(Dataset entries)
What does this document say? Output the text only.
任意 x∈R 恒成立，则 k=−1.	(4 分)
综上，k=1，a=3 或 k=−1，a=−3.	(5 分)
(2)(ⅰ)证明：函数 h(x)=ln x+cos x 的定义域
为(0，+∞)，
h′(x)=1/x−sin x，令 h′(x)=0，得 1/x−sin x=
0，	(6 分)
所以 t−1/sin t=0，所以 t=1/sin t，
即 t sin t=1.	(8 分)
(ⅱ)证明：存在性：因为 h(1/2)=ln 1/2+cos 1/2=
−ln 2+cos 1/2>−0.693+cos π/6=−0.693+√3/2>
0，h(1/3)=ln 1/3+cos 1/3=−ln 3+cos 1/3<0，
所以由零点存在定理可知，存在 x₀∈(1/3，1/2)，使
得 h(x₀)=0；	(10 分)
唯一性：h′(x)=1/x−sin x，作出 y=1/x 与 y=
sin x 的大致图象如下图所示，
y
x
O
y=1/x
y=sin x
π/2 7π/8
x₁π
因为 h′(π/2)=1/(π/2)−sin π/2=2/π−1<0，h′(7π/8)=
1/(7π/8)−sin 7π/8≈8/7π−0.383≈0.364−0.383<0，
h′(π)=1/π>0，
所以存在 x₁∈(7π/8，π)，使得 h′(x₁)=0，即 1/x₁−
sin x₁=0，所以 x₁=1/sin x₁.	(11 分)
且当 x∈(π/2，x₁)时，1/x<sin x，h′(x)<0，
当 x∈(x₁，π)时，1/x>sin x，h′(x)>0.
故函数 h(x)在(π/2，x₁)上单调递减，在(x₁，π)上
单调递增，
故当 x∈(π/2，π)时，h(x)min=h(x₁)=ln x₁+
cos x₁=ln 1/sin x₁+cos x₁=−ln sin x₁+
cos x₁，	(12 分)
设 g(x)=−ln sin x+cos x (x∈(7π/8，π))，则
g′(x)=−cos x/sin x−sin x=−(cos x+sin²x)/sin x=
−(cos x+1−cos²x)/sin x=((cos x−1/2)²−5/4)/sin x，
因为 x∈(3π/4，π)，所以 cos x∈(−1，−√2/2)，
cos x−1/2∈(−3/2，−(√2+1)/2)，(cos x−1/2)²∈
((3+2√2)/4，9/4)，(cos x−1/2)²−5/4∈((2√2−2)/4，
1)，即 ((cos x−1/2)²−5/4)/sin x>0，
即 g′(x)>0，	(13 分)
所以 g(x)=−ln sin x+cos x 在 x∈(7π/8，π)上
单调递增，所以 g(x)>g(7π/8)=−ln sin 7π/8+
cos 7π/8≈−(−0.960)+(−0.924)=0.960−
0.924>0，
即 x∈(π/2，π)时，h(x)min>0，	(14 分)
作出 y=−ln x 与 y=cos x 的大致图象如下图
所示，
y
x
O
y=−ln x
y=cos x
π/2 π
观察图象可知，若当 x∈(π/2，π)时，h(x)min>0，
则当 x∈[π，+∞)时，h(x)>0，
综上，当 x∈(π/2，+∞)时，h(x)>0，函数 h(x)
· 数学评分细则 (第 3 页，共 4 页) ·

Stated problem: Reproduce the listing above word for word.

Worked solution:
What does this document say? Output the text only.
任意 x∈R 恒成立，则 k=−1.	(4 分)
综上，k=1，a=3 或 k=−1，a=−3.	(5 分)
(2)(ⅰ)证明：函数 h(x)=ln x+cos x 的定义域
为(0，+∞)，
h′(x)=1/x−sin x，令 h′(x)=0，得 1/x−sin x=
0，	(6 分)
所以 t−1/sin t=0，所以 t=1/sin t，
即 t sin t=1.	(8 分)
(ⅱ)证明：存在性：因为 h(1/2)=ln 1/2+cos 1/2=
−ln 2+cos 1/2>−0.693+cos π/6=−0.693+√3/2>
0，h(1/3)=ln 1/3+cos 1/3=−ln 3+cos 1/3<0，
所以由零点存在定理可知，存在 x₀∈(1/3，1/2)，使
得 h(x₀)=0；	(10 分)
唯一性：h′(x)=1/x−sin x，作出 y=1/x 与 y=
sin x 的大致图象如下图所示，
y
x
O
y=1/x
y=sin x
π/2 7π/8
x₁π
因为 h′(π/2)=1/(π/2)−sin π/2=2/π−1<0，h′(7π/8)=
1/(7π/8)−sin 7π/8≈8/7π−0.383≈0.364−0.383<0，
h′(π)=1/π>0，
所以存在 x₁∈(7π/8，π)，使得 h′(x₁)=0，即 1/x₁−
sin x₁=0，所以 x₁=1/sin x₁.	(11 分)
且当 x∈(π/2，x₁)时，1/x<sin x，h′(x)<0，
当 x∈(x₁，π)时，1/x>sin x，h′(x)>0.
故函数 h(x)在(π/2，x₁)上单调递减，在(x₁，π)上
单调递增，
故当 x∈(π/2，π)时，h(x)min=h(x₁)=ln x₁+
cos x₁=ln 1/sin x₁+cos x₁=−ln sin x₁+
cos x₁，	(12 分)
设 g(x)=−ln sin x+cos x (x∈(7π/8，π))，则
g′(x)=−cos x/sin x−sin x=−(cos x+sin²x)/sin x=
−(cos x+1−cos²x)/sin x=((cos x−1/2)²−5/4)/sin x，
因为 x∈(3π/4，π)，所以 cos x∈(−1，−√2/2)，
cos x−1/2∈(−3/2，−(√2+1)/2)，(cos x−1/2)²∈
((3+2√2)/4，9/4)，(cos x−1/2)²−5/4∈((2√2−2)/4，
1)，即 ((cos x−1/2)²−5/4)/sin x>0，
即 g′(x)>0，	(13 分)
所以 g(x)=−ln sin x+cos x 在 x∈(7π/8，π)上
单调递增，所以 g(x)>g(7π/8)=−ln sin 7π/8+
cos 7π/8≈−(−0.960)+(−0.924)=0.960−
0.924>0，
即 x∈(π/2，π)时，h(x)min>0，	(14 分)
作出 y=−ln x 与 y=cos x 的大致图象如下图
所示，
y
x
O
y=−ln x
y=cos x
π/2 π
观察图象可知，若当 x∈(π/2，π)时，h(x)min>0，
则当 x∈[π，+∞)时，h(x)>0，
综上，当 x∈(π/2，+∞)时，h(x)>0，函数 h(x)
· 数学评分细则 (第 3 页，共 4 页) ·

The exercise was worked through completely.